◆ Task statement
Transcribe every line of the records verbatim.

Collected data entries

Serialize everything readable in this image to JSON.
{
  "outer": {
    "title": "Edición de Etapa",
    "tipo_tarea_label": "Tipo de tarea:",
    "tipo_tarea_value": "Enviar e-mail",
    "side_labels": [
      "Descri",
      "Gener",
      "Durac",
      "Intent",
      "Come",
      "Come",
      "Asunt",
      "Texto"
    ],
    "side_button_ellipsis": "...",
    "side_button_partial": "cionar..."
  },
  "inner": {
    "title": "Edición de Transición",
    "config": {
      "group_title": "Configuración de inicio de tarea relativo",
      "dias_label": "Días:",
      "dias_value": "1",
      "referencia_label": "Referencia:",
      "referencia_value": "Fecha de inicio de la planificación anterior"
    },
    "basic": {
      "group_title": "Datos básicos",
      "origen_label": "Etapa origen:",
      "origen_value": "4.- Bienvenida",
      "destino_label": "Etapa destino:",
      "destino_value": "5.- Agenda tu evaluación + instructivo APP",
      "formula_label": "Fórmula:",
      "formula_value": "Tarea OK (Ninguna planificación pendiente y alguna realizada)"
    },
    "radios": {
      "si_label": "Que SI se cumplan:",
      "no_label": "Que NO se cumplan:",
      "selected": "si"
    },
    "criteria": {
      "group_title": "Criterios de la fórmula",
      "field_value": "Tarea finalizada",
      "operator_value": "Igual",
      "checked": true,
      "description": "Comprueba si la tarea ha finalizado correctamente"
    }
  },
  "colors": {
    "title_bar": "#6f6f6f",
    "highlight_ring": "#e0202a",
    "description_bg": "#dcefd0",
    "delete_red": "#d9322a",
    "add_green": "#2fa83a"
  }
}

◆ Written response
Serialize everything readable in this image to JSON.
{
  "outer": {
    "title": "Edición de Etapa",
    "tipo_tarea_label": "Tipo de tarea:",
    "tipo_tarea_value": "Enviar e-mail",
    "side_labels": [
      "Descri",
      "Gener",
      "Durac",
      "Intent",
      "Come",
      "Come",
      "Asunt",
      "Texto"
    ],
    "side_button_ellipsis": "...",
    "side_button_partial": "cionar..."
  },
  "inner": {
    "title": "Edición de Transición",
    "config": {
      "group_title": "Configuración de inicio de tarea relativo",
      "dias_label": "Días:",
      "dias_value": "1",
      "referencia_label": "Referencia:",
      "referencia_value": "Fecha de inicio de la planificación anterior"
    },
    "basic": {
      "group_title": "Datos básicos",
      "origen_label": "Etapa origen:",
      "origen_value": "4.- Bienvenida",
      "destino_label": "Etapa destino:",
      "destino_value": "5.- Agenda tu evaluación + instructivo APP",
      "formula_label": "Fórmula:",
      "formula_value": "Tarea OK (Ninguna planificación pendiente y alguna realizada)"
    },
    "radios": {
      "si_label": "Que SI se cumplan:",
      "no_label": "Que NO se cumplan:",
      "selected": "si"
    },
    "criteria": {
      "group_title": "Criterios de la fórmula",
      "field_value": "Tarea finalizada",
      "operator_value": "Igual",
      "checked": true,
      "description": "Comprueba si la tarea ha finalizado correctamente"
    }
  },
  "colors": {
    "title_bar": "#6f6f6f",
    "highlight_ring": "#e0202a",
    "description_bg": "#dcefd0",
    "delete_red": "#d9322a",
    "add_green": "#2fa83a"
  }
}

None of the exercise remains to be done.